Le pèlerinage à la Ghriba de Djerba sans les Juifs




LE PÈLERINAGE À LA GHRIBA DE DJERBA SANS LES JUIFS

Tunisie 1/3

Par Jacques BENILLOUCHE

copyright © Temps et Contretemps


La menace djihadiste étant très élevée, le gouvernement déconseille aux Israéliens et aux Juifs les voyages en Tunisie pour Lag Baomer. Comme tous les ans, des festivités sont prévues à Djerba du 25 au 26 mai dans la Ghriba.  Le gouvernement israélien estime que «des éléments terroristes, en particulier ceux qui sont affiliés au Djihad, continuent d'opérer en Tunisie et de commettre des attentats. Par conséquent, il y a un niveau de menace élevé contre des cibles juives». Ce n'est pas une décision politique mais sécuritaire car Djerba se trouve pratiquement à la frontière libyenne d'où passent les terroristes venant du Mali.

• _Annotations de mise en page d'images_
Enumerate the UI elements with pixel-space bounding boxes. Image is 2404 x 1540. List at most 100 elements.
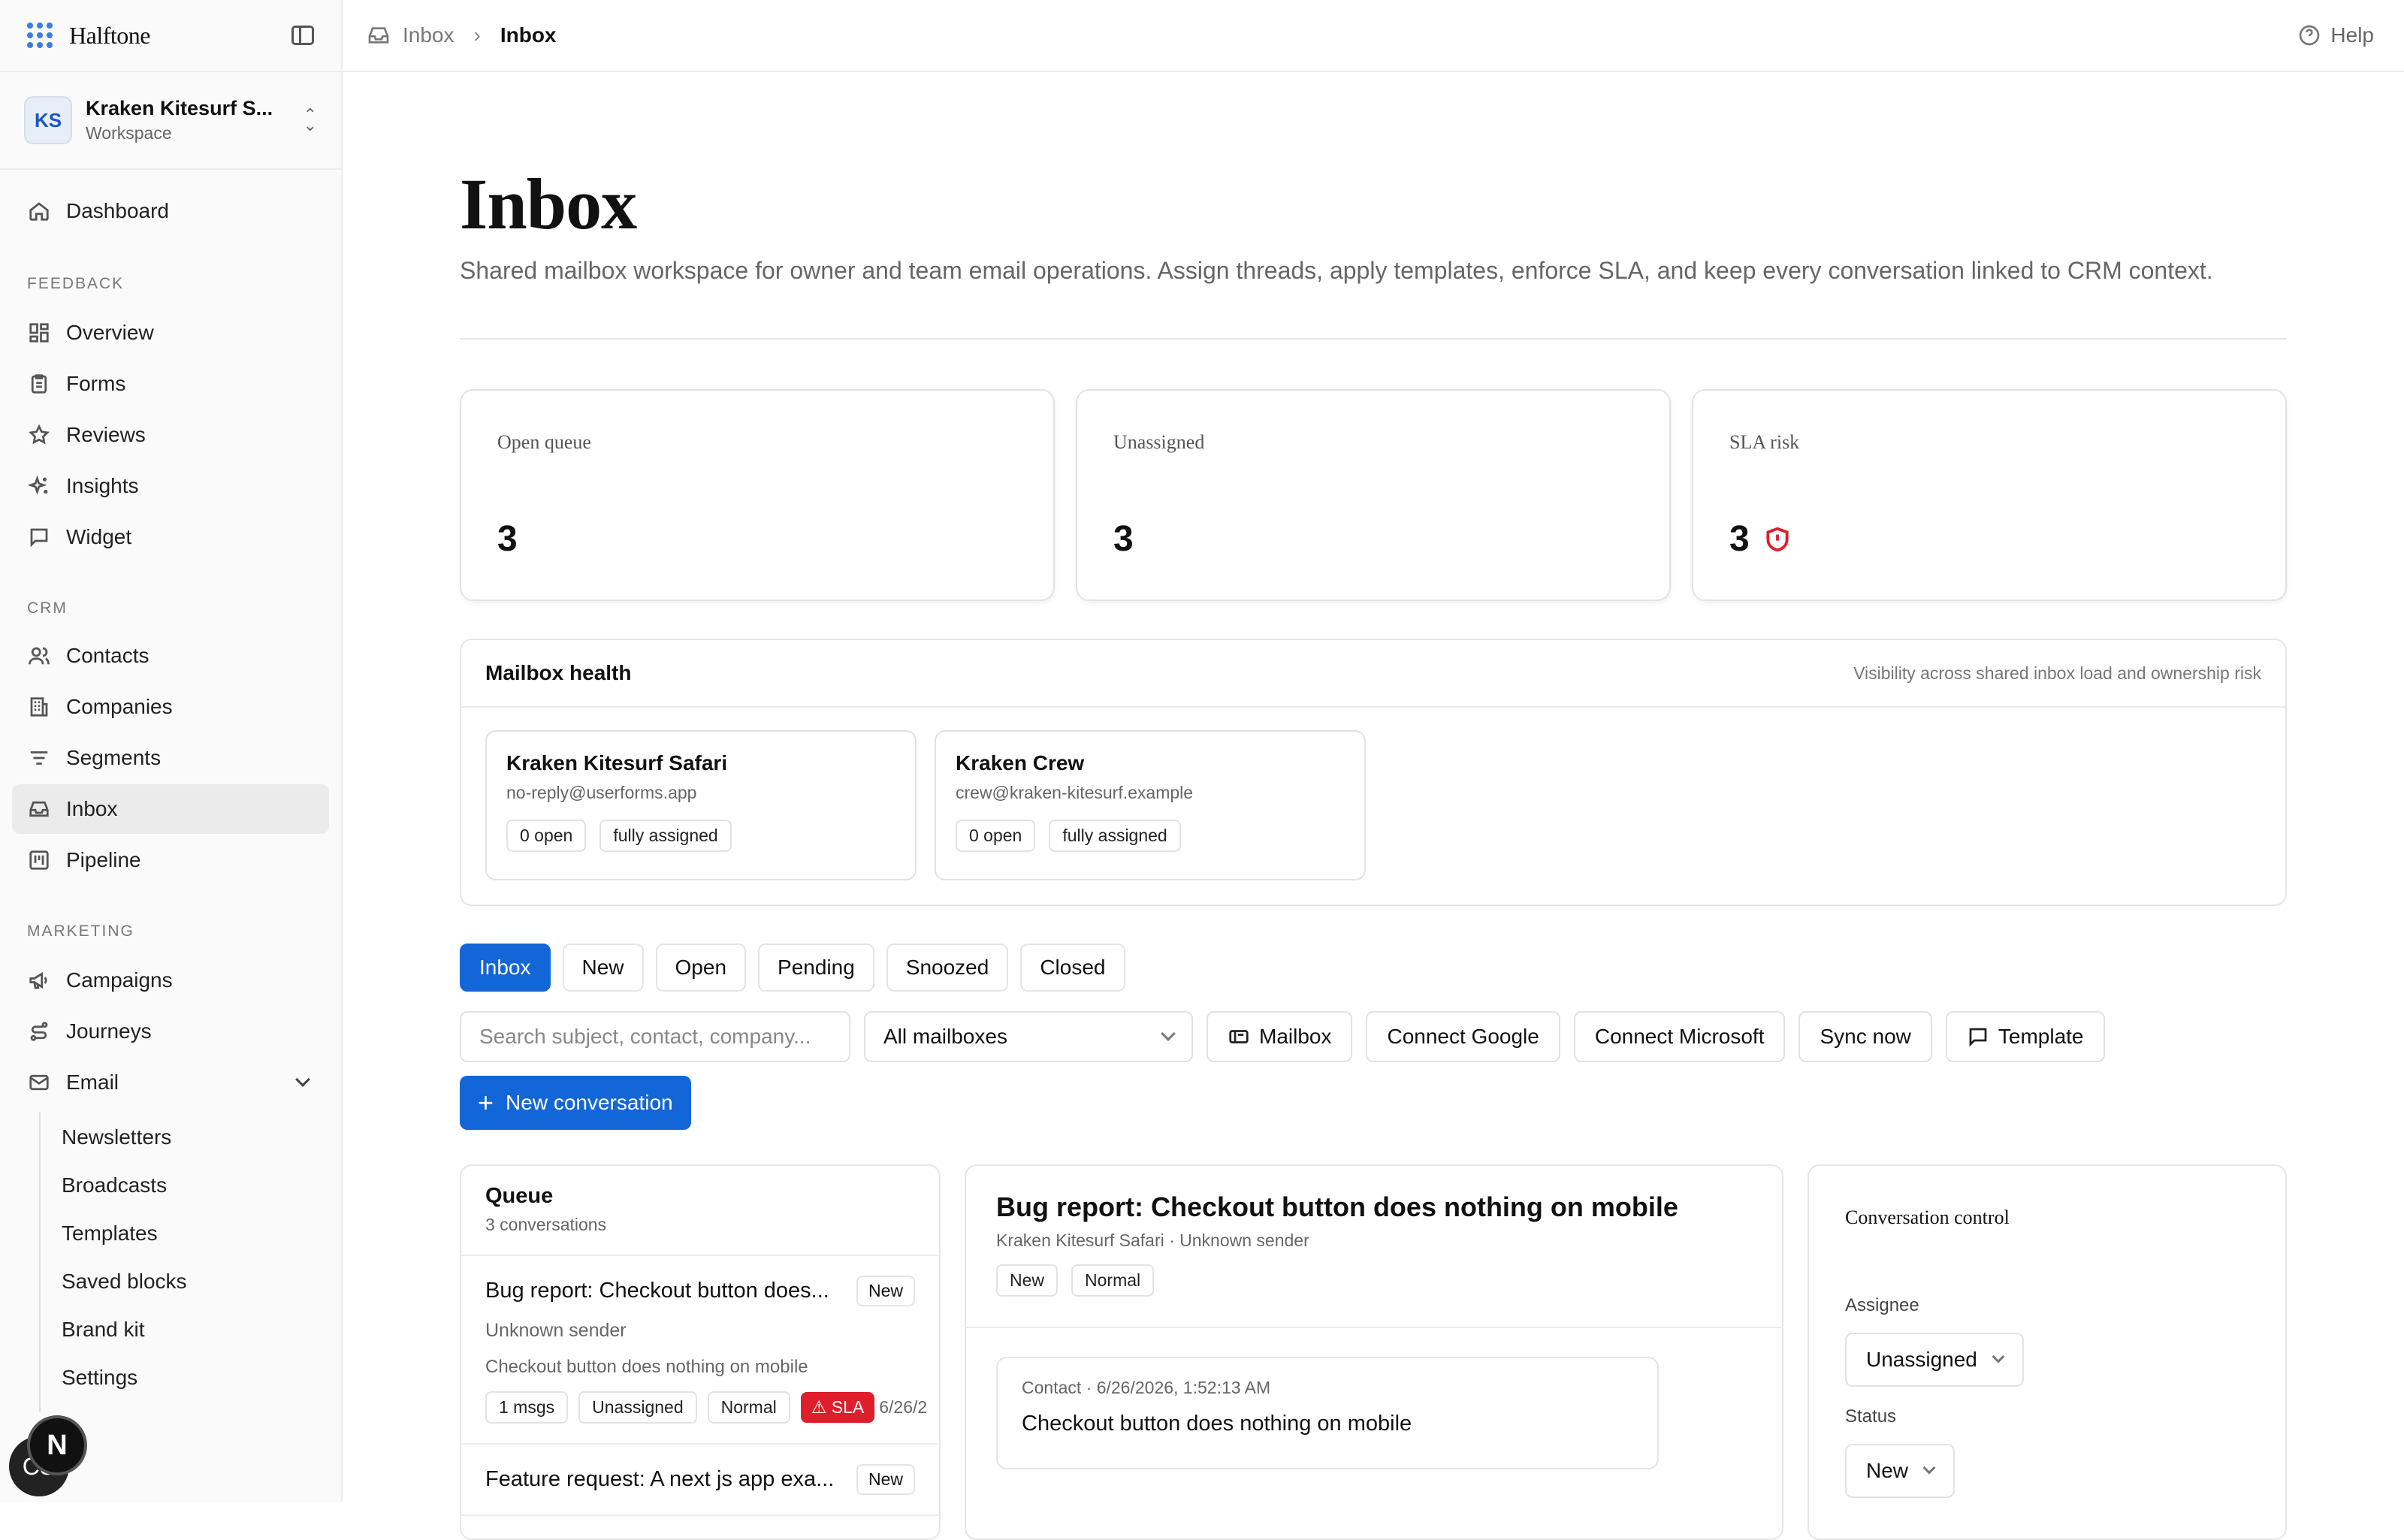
- sidebar-item-label: Journeys: [66, 1019, 152, 1043]
- tab-snoozed[interactable]: Snoozed: [886, 944, 1009, 992]
- mailbox-health-header: Mailbox health Visibility across shared …: [461, 640, 2285, 708]
- sidebar-sub-brand-kit[interactable]: Brand kit: [62, 1318, 145, 1342]
- sidebar-item-dashboard[interactable]: Dashboard: [12, 186, 329, 236]
- mailbox-email: crew@kraken-kitesurf.example: [956, 783, 1194, 802]
- conversation-control-panel: Conversation control Assignee Unassigned…: [1808, 1164, 2287, 1540]
- sidebar-item-label: Campaigns: [66, 968, 173, 992]
- assignment-status-badge: fully assigned: [1049, 820, 1181, 852]
- dev-tools-button[interactable]: N: [27, 1415, 87, 1475]
- users-icon: [27, 644, 51, 668]
- sidebar-sub-saved-blocks[interactable]: Saved blocks: [62, 1270, 187, 1294]
- mailbox-select-value: All mailboxes: [883, 1025, 1007, 1048]
- page-title: Inbox: [460, 164, 637, 244]
- tab-pending[interactable]: Pending: [758, 944, 874, 992]
- status-select-value: New: [1866, 1459, 1909, 1482]
- sidebar-item-reviews[interactable]: Reviews: [12, 410, 329, 460]
- tab-open[interactable]: Open: [655, 944, 747, 992]
- conversation-subject: Feature request: A next js app exa...: [485, 1467, 835, 1491]
- assignee-select-value: Unassigned: [1866, 1348, 1977, 1371]
- tab-new[interactable]: New: [562, 944, 644, 992]
- mailbox-button[interactable]: Mailbox: [1207, 1011, 1353, 1062]
- building-icon: [27, 695, 51, 719]
- mailbox-card[interactable]: Kraken Kitesurf Safari no-reply@userform…: [485, 730, 917, 880]
- list-item[interactable]: Bug report: Checkout button does... New …: [461, 1256, 939, 1445]
- chevron-down-icon: [1922, 1461, 1936, 1475]
- stat-sla-risk: SLA risk 3: [1692, 389, 2287, 601]
- sidebar-sub-newsletters[interactable]: Newsletters: [62, 1125, 171, 1149]
- connect-microsoft-button[interactable]: Connect Microsoft: [1573, 1011, 1786, 1062]
- sidebar-item-contacts[interactable]: Contacts: [12, 631, 329, 681]
- sidebar-item-email[interactable]: Email: [12, 1058, 329, 1107]
- conversation-header: Bug report: Checkout button does nothing…: [966, 1166, 1782, 1328]
- connect-google-button[interactable]: Connect Google: [1366, 1011, 1560, 1062]
- mailbox-card[interactable]: Kraken Crew crew@kraken-kitesurf.example…: [935, 730, 1366, 880]
- sidebar-item-label: Email: [66, 1070, 119, 1094]
- tab-closed[interactable]: Closed: [1020, 944, 1125, 992]
- conversation-preview: Checkout button does nothing on mobile: [485, 1357, 808, 1377]
- status-badge: New: [856, 1276, 915, 1306]
- status-badge: New: [856, 1464, 915, 1495]
- alert-triangle-icon: ⚠: [811, 1397, 827, 1417]
- mailbox-select[interactable]: All mailboxes: [864, 1011, 1193, 1062]
- section-crm: CRM: [27, 599, 68, 617]
- new-conversation-button[interactable]: + New conversation: [460, 1076, 691, 1130]
- conversation-date: 6/26/2: [879, 1397, 928, 1417]
- template-button[interactable]: Template: [1945, 1011, 2105, 1062]
- tab-inbox[interactable]: Inbox: [460, 944, 551, 992]
- sidebar-item-segments[interactable]: Segments: [12, 733, 329, 783]
- sidebar-item-inbox[interactable]: Inbox: [12, 784, 329, 834]
- conversation-subject: Bug report: Checkout button does...: [485, 1279, 829, 1303]
- sidebar-item-label: Insights: [66, 474, 139, 497]
- stat-open-queue: Open queue 3: [460, 389, 1055, 601]
- mailbox-email: no-reply@userforms.app: [506, 783, 697, 802]
- megaphone-icon: [27, 968, 51, 992]
- sidebar-sub-settings[interactable]: Settings: [62, 1366, 137, 1390]
- sidebar-item-campaigns[interactable]: Campaigns: [12, 956, 329, 1005]
- sidebar-item-companies[interactable]: Companies: [12, 682, 329, 732]
- sidebar-item-journeys[interactable]: Journeys: [12, 1007, 329, 1056]
- sidebar-item-overview[interactable]: Overview: [12, 308, 329, 358]
- queue-title: Queue: [485, 1184, 554, 1208]
- chevron-down-icon: [1161, 1026, 1176, 1041]
- sidebar-sub-broadcasts[interactable]: Broadcasts: [62, 1173, 167, 1197]
- sidebar-item-label: Pipeline: [66, 848, 141, 871]
- list-item[interactable]: Feature request: A next js app exa... Ne…: [461, 1445, 939, 1516]
- mail-icon: [27, 1070, 51, 1095]
- status-select[interactable]: New: [1845, 1444, 1956, 1498]
- sidebar-item-label: Dashboard: [66, 199, 169, 222]
- help-button[interactable]: Help: [2297, 23, 2374, 47]
- workspace-switcher[interactable]: KS Kraken Kitesurf S... Workspace ⌃ ⌄: [0, 72, 341, 170]
- workspace-name: Kraken Kitesurf S...: [86, 97, 273, 119]
- sidebar-item-widget[interactable]: Widget: [12, 512, 329, 562]
- stat-value-row: 3: [1729, 518, 2249, 560]
- toggle-sidebar-icon[interactable]: [291, 26, 314, 45]
- mailbox-health-panel: Mailbox health Visibility across shared …: [460, 639, 2287, 906]
- clipboard-icon: [27, 372, 51, 396]
- page-subtitle: Shared mailbox workspace for owner and t…: [460, 257, 2213, 284]
- stat-value: 3: [1729, 519, 1750, 559]
- message-count-badge: 1 msgs: [485, 1391, 569, 1424]
- sidebar-item-pipeline[interactable]: Pipeline: [12, 835, 329, 885]
- stat-unassigned: Unassigned 3: [1076, 389, 1671, 601]
- kanban-icon: [27, 848, 51, 872]
- sync-now-button[interactable]: Sync now: [1798, 1011, 1932, 1062]
- assignment-status-badge: fully assigned: [599, 820, 732, 852]
- conversation-detail: Bug report: Checkout button does nothing…: [965, 1164, 1783, 1540]
- sidebar-item-label: Forms: [66, 372, 126, 395]
- section-feedback: FEEDBACK: [27, 275, 125, 292]
- message-square-icon: [1969, 1028, 1987, 1047]
- mailbox-health-note: Visibility across shared inbox load and …: [1853, 663, 2261, 683]
- sidebar-item-forms[interactable]: Forms: [12, 359, 329, 409]
- chevron-right-icon: ›: [473, 23, 481, 47]
- control-title: Conversation control: [1845, 1206, 2010, 1228]
- top-bar: Inbox › Inbox Help: [343, 0, 2404, 72]
- sidebar-item-label: Widget: [66, 525, 132, 548]
- queue-panel: Queue 3 conversations Bug report: Checko…: [460, 1164, 941, 1540]
- status-label: Status: [1845, 1406, 1897, 1427]
- sidebar-item-insights[interactable]: Insights: [12, 461, 329, 511]
- sidebar-sub-templates[interactable]: Templates: [62, 1221, 158, 1246]
- assignee-select[interactable]: Unassigned: [1845, 1333, 2024, 1387]
- breadcrumb-root[interactable]: Inbox: [403, 23, 455, 47]
- search-input[interactable]: Search subject, contact, company...: [460, 1011, 850, 1062]
- sidebar-item-label: Overview: [66, 321, 154, 344]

• _Consignes de l'exercice_
• a. Réécrivez, dans le texte sur le pèlerinage à la Ghriba, tout le passage qui va de « Par Jacques BENILLOUCHE » jusqu'à « venant du Mali. », en remplaçant « festivités » par « célébrations ».
• b. D'après le texte sur le pèlerinage à la Ghriba, pourquoi la mise en garde du gouvernement israélien relève-t-elle de la sécurité et non de la politique ? Répondez en une à trois phrases.

• _Corrigés détaillés_
• a.
Par Jacques BENILLOUCHE

copyright © Temps et Contretemps


La menace djihadiste étant très élevée, le gouvernement déconseille aux Israéliens et aux Juifs les voyages en Tunisie pour Lag Baomer. Comme tous les ans, des célébrations sont prévues à Djerba du 25 au 26 mai dans la Ghriba.  Le gouvernement israélien estime que «des éléments terroristes, en particulier ceux qui sont affiliés au Djihad, continuent d'opérer en Tunisie et de commettre des attentats. Par conséquent, il y a un niveau de menace élevé contre des cibles juives». Ce n'est pas une décision politique mais sécuritaire car Djerba se trouve pratiquement à la frontière libyenne d'où passent les terroristes venant du Mali.

• b. Elle relève de la sécurité parce que Djerba se trouve pratiquement à la frontière libyenne. Les terroristes venant du Mali passent par cette frontière.